▶ _What the task asks_
Retype all of the listing exactly, passing over any picture you find.

▶ _Exercise data_

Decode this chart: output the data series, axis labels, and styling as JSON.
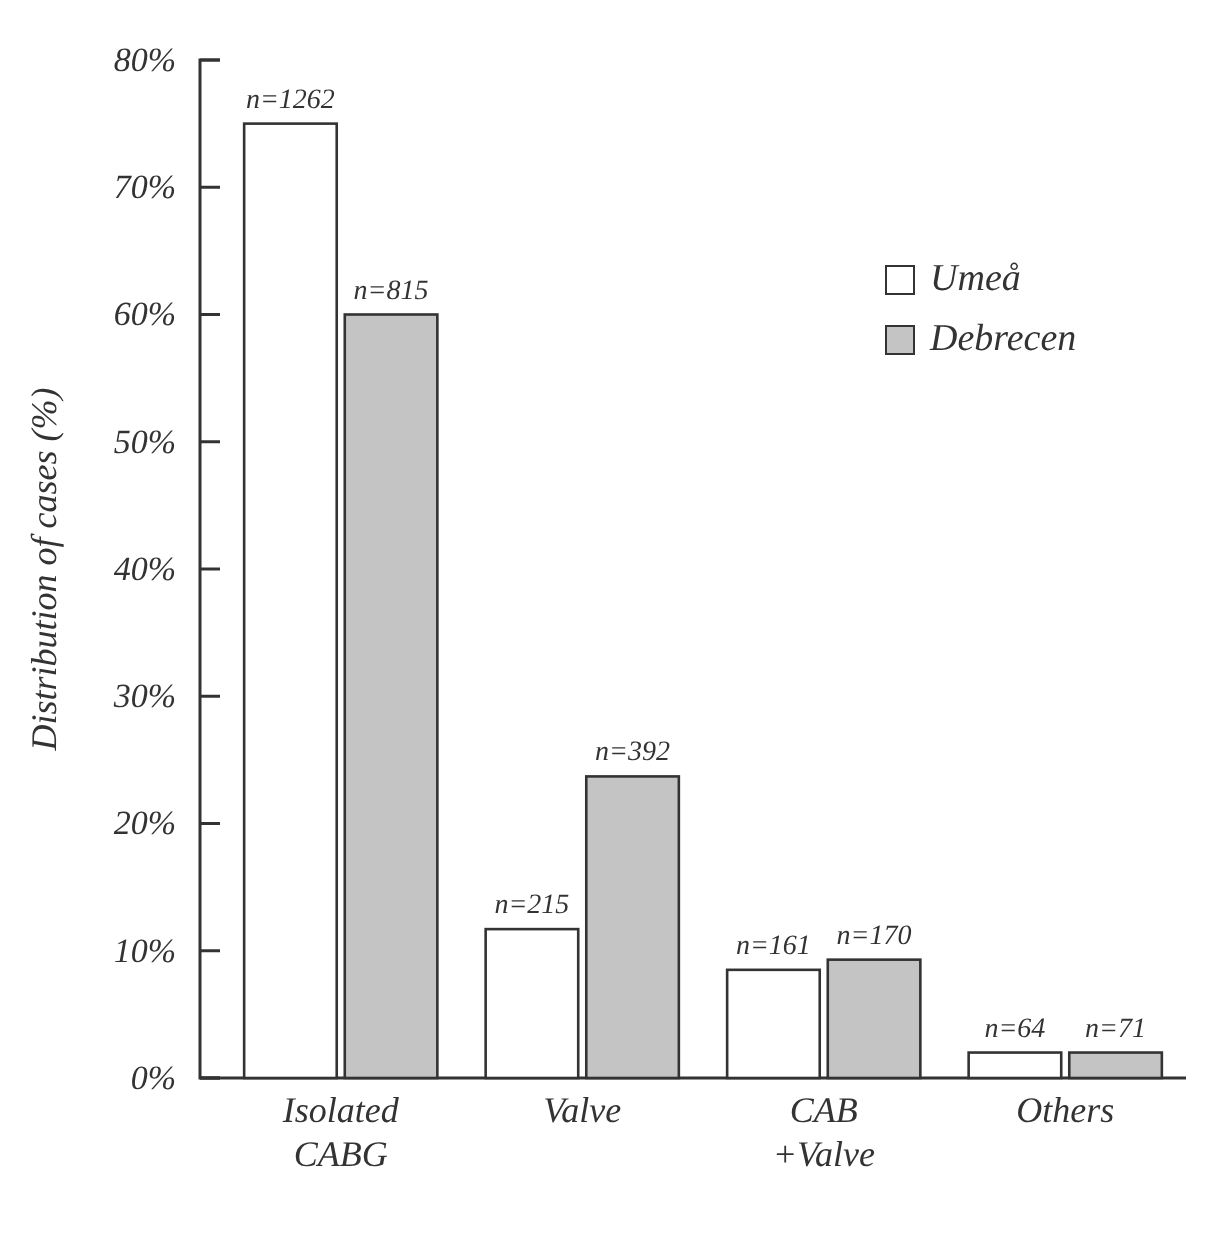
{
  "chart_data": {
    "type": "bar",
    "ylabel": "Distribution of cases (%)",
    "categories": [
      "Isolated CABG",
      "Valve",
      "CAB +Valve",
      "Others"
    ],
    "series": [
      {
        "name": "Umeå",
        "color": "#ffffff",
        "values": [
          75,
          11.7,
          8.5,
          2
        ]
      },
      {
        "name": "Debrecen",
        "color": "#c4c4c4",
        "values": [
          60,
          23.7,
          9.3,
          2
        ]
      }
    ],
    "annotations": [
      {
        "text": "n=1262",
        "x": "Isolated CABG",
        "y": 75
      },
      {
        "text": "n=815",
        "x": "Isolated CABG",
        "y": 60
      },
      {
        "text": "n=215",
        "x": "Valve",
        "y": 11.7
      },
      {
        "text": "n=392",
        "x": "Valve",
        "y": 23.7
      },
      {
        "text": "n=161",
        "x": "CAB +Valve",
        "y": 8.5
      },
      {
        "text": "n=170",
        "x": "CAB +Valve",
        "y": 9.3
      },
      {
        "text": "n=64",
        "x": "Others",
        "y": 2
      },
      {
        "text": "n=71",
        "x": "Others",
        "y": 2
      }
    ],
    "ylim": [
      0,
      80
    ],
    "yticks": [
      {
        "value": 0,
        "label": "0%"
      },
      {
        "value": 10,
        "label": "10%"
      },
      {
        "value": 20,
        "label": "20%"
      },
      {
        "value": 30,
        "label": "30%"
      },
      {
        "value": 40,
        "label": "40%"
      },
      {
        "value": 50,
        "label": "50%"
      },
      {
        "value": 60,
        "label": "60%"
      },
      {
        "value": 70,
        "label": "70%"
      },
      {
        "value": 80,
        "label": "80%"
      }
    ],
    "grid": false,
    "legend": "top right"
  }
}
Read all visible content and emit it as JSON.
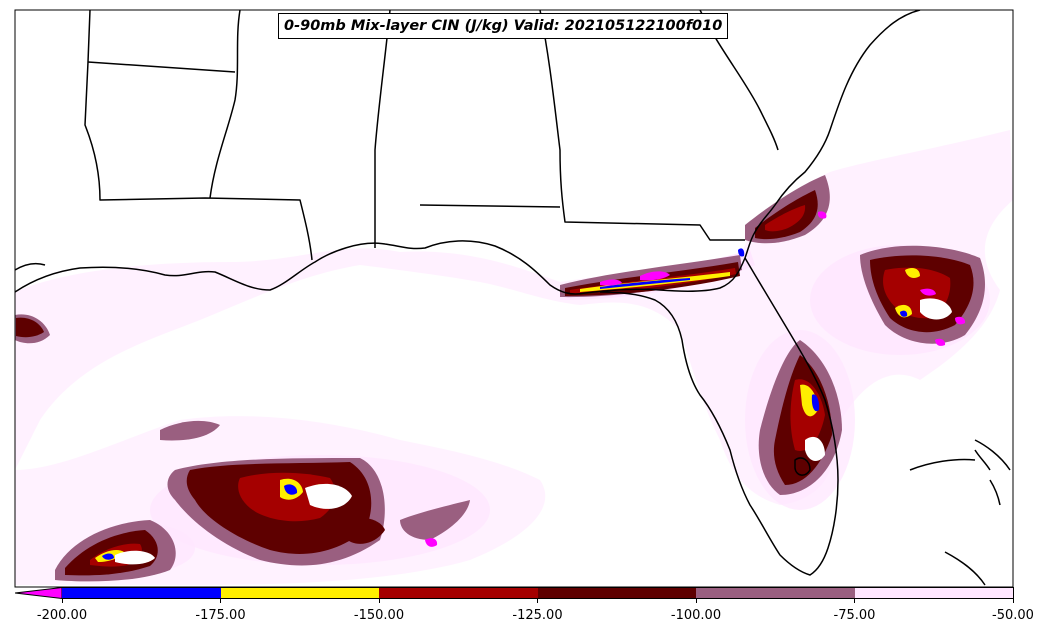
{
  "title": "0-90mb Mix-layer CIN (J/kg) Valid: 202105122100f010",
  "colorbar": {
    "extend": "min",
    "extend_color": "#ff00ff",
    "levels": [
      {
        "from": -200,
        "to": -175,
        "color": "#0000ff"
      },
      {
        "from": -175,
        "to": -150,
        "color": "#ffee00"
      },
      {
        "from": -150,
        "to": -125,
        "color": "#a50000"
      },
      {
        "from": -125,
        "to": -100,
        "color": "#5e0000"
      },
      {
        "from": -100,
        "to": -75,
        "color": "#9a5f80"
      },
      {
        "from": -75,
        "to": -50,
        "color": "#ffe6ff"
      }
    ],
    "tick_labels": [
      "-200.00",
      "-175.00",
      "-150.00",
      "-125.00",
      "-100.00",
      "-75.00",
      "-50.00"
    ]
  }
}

▶ _The answer_
Decode this chart: output the data series, axis labels, and styling as JSON.
{
  "chart_data": {
    "type": "bar",
    "ylabel": "Distribution of cases (%)",
    "categories": [
      "Isolated CABG",
      "Valve",
      "CAB +Valve",
      "Others"
    ],
    "series": [
      {
        "name": "Umeå",
        "color": "#ffffff",
        "values": [
          75,
          11.7,
          8.5,
          2
        ]
      },
      {
        "name": "Debrecen",
        "color": "#c4c4c4",
        "values": [
          60,
          23.7,
          9.3,
          2
        ]
      }
    ],
    "annotations": [
      {
        "text": "n=1262",
        "x": "Isolated CABG",
        "y": 75
      },
      {
        "text": "n=815",
        "x": "Isolated CABG",
        "y": 60
      },
      {
        "text": "n=215",
        "x": "Valve",
        "y": 11.7
      },
      {
        "text": "n=392",
        "x": "Valve",
        "y": 23.7
      },
      {
        "text": "n=161",
        "x": "CAB +Valve",
        "y": 8.5
      },
      {
        "text": "n=170",
        "x": "CAB +Valve",
        "y": 9.3
      },
      {
        "text": "n=64",
        "x": "Others",
        "y": 2
      },
      {
        "text": "n=71",
        "x": "Others",
        "y": 2
      }
    ],
    "ylim": [
      0,
      80
    ],
    "yticks": [
      {
        "value": 0,
        "label": "0%"
      },
      {
        "value": 10,
        "label": "10%"
      },
      {
        "value": 20,
        "label": "20%"
      },
      {
        "value": 30,
        "label": "30%"
      },
      {
        "value": 40,
        "label": "40%"
      },
      {
        "value": 50,
        "label": "50%"
      },
      {
        "value": 60,
        "label": "60%"
      },
      {
        "value": 70,
        "label": "70%"
      },
      {
        "value": 80,
        "label": "80%"
      }
    ],
    "grid": false,
    "legend": "top right"
  }
}
Read all visible content and emit it as JSON.
{
  "title": "0-90mb Mix-layer CIN (J/kg) Valid: 202105122100f010",
  "colorbar": {
    "extend": "min",
    "extend_color": "#ff00ff",
    "levels": [
      {
        "from": -200,
        "to": -175,
        "color": "#0000ff"
      },
      {
        "from": -175,
        "to": -150,
        "color": "#ffee00"
      },
      {
        "from": -150,
        "to": -125,
        "color": "#a50000"
      },
      {
        "from": -125,
        "to": -100,
        "color": "#5e0000"
      },
      {
        "from": -100,
        "to": -75,
        "color": "#9a5f80"
      },
      {
        "from": -75,
        "to": -50,
        "color": "#ffe6ff"
      }
    ],
    "tick_labels": [
      "-200.00",
      "-175.00",
      "-150.00",
      "-125.00",
      "-100.00",
      "-75.00",
      "-50.00"
    ]
  }
}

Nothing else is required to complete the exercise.